** Exercise input **
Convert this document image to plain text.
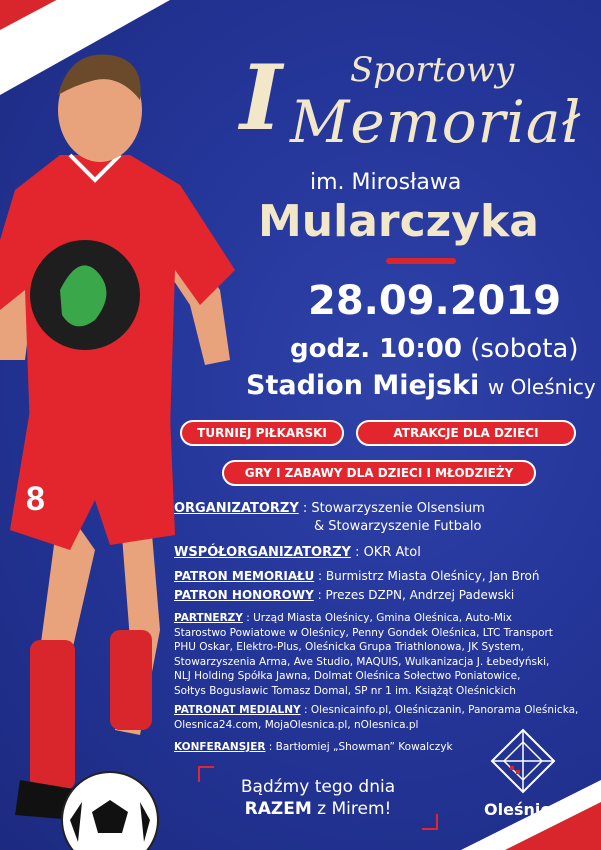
8
I Sportowy
Memoriał
im. Mirosława
Mularczyka
28.09.2019
godz. 10:00 (sobota)
Stadion Miejski w Oleśnicy
TURNIEJ PIŁKARSKI	ATRAKCJE DLA DZIECI
GRY I ZABAWY DLA DZIECI I MŁODZIEŻY
ORGANIZATORZY : Stowarzyszenie Olsensium
& Stowarzyszenie Futbalo
WSPÓŁORGANIZATORZY : OKR Atol
PATRON MEMORIAŁU : Burmistrz Miasta Oleśnicy, Jan Broń
PATRON HONOROWY : Prezes DZPN, Andrzej Padewski
PARTNERZY : Urząd Miasta Oleśnicy, Gmina Oleśnica, Auto-Mix
Starostwo Powiatowe w Oleśnicy, Penny Gondek Oleśnica, LTC Transport
PHU Oskar, Elektro-Plus, Oleśnicka Grupa Triathlonowa, JK System,
Stowarzyszenia Arma, Ave Studio, MAQUIS, Wulkanizacja J. Łebedyński,
NLJ Holding Spółka Jawna, Dolmat Oleśnica Sołectwo Poniatowice,
Sołtys Bogusławic Tomasz Domal, SP nr 1 im. Książąt Oleśnickich
PATRONAT MEDIALNY : Olesnicainfo.pl, Oleśniczanin, Panorama Oleśnicka,
Olesnica24.com, MojaOlesnica.pl, nOlesnica.pl
KONFERANSJER : Bartłomiej „Showman” Kowalczyk
Bądźmy tego dnia
RAZEM z Mirem!	Oleśnica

** Exercise description **
Output a faithful copy of the data, with each picture left out.

** Complete answer **
Convert this document image to plain text.
8
I Sportowy
Memoriał
im. Mirosława
Mularczyka
28.09.2019
godz. 10:00 (sobota)
Stadion Miejski w Oleśnicy
TURNIEJ PIŁKARSKI	ATRAKCJE DLA DZIECI
GRY I ZABAWY DLA DZIECI I MŁODZIEŻY
ORGANIZATORZY : Stowarzyszenie Olsensium
& Stowarzyszenie Futbalo
WSPÓŁORGANIZATORZY : OKR Atol
PATRON MEMORIAŁU : Burmistrz Miasta Oleśnicy, Jan Broń
PATRON HONOROWY : Prezes DZPN, Andrzej Padewski
PARTNERZY : Urząd Miasta Oleśnicy, Gmina Oleśnica, Auto-Mix
Starostwo Powiatowe w Oleśnicy, Penny Gondek Oleśnica, LTC Transport
PHU Oskar, Elektro-Plus, Oleśnicka Grupa Triathlonowa, JK System,
Stowarzyszenia Arma, Ave Studio, MAQUIS, Wulkanizacja J. Łebedyński,
NLJ Holding Spółka Jawna, Dolmat Oleśnica Sołectwo Poniatowice,
Sołtys Bogusławic Tomasz Domal, SP nr 1 im. Książąt Oleśnickich
PATRONAT MEDIALNY : Olesnicainfo.pl, Oleśniczanin, Panorama Oleśnicka,
Olesnica24.com, MojaOlesnica.pl, nOlesnica.pl
KONFERANSJER : Bartłomiej „Showman” Kowalczyk
Bądźmy tego dnia
RAZEM z Mirem!	Oleśnica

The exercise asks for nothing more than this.